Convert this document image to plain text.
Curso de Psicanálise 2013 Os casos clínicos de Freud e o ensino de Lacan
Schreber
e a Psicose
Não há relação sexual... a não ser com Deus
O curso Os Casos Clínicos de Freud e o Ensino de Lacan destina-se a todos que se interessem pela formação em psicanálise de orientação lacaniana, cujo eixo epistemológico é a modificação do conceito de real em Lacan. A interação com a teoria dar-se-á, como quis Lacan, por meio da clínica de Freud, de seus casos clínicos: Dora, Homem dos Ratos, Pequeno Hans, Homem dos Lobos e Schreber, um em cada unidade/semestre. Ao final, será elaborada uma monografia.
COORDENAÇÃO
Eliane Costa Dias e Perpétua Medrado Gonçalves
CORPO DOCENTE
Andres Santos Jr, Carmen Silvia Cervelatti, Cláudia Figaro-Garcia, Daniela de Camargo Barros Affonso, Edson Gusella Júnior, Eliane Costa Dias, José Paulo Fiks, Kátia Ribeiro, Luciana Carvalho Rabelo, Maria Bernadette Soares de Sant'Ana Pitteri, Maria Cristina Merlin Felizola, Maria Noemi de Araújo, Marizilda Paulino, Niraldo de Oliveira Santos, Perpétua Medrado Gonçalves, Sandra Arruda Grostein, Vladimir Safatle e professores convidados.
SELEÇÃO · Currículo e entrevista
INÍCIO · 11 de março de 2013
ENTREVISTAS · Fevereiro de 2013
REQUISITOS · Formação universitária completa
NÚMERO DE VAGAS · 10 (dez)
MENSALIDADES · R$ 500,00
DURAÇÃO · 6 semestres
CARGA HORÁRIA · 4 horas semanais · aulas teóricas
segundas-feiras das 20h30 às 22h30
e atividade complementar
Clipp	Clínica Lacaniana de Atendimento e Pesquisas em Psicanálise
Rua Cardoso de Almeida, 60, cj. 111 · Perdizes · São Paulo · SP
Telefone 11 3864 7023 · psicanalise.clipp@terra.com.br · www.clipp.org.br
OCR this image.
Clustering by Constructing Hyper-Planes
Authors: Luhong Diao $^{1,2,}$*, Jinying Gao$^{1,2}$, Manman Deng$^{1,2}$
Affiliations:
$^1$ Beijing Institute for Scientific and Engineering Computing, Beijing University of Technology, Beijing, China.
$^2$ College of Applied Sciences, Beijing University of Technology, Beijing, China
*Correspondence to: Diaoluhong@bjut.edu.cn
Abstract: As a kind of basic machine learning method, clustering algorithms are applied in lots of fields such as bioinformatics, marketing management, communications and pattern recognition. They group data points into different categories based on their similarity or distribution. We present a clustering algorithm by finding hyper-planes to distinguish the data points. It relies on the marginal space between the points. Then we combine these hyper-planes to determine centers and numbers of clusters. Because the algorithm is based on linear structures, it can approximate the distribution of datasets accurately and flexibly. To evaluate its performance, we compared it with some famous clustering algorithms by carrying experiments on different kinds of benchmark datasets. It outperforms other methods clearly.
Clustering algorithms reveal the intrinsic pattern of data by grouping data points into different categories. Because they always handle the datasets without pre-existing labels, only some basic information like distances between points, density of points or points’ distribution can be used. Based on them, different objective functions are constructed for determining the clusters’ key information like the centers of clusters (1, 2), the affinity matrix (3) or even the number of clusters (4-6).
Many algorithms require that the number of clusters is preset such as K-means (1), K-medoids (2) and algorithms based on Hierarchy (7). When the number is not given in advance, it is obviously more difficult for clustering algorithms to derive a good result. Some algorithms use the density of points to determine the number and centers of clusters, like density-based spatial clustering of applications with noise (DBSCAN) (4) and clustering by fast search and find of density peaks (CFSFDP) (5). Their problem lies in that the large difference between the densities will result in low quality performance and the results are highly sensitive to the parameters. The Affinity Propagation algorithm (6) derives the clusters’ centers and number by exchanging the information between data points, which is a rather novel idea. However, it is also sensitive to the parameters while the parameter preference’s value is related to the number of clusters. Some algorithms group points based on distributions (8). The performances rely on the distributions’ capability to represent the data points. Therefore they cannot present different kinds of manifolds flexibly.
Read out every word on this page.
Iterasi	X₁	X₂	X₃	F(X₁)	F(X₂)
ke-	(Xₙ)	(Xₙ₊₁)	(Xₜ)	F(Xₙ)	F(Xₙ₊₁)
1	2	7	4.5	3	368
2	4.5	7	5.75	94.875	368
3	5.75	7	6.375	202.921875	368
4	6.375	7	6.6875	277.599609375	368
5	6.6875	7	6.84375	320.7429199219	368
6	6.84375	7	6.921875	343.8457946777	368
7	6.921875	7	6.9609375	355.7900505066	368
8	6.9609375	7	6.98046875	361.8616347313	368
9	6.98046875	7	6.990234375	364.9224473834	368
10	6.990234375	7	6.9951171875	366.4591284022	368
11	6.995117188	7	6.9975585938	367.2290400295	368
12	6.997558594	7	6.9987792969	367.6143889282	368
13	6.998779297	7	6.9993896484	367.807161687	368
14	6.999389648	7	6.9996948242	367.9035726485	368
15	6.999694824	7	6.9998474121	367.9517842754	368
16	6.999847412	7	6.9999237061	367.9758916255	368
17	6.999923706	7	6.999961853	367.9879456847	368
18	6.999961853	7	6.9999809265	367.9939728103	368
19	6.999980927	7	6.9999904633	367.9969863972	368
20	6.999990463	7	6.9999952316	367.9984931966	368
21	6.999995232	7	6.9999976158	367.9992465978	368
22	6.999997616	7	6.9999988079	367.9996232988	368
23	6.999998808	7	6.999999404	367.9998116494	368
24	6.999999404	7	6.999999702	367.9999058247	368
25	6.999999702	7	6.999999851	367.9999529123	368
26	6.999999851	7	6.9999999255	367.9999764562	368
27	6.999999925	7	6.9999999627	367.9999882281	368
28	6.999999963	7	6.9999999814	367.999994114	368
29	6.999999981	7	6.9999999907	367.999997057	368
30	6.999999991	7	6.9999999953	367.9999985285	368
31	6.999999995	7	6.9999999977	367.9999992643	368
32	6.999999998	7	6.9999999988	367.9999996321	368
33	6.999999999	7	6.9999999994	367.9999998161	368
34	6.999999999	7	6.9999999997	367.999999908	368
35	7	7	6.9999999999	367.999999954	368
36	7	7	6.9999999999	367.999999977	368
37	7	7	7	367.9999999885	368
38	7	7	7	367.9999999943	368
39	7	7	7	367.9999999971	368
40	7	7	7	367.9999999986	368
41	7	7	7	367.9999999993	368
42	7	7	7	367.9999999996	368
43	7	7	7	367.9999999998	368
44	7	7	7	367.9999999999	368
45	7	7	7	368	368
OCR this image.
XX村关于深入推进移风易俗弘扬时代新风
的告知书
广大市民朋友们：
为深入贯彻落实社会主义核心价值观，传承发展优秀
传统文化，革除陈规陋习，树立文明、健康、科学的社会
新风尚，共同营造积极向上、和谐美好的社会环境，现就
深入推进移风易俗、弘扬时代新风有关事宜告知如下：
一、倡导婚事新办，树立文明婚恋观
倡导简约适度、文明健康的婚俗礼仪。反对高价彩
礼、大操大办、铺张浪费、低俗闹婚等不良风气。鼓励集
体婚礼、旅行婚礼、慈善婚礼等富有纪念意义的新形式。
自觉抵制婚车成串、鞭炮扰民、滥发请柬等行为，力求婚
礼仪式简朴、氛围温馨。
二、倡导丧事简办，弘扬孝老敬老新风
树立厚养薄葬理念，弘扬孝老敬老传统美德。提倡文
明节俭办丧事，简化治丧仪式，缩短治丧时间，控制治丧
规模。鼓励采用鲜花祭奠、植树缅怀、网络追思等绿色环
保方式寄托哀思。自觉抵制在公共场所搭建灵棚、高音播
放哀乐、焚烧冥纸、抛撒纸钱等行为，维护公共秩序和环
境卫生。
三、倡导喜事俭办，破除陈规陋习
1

*-*-*

Check every line of the material for the string "Freud" and give the number of lines that have it, without anything else.

• **Solution to this exercise**
2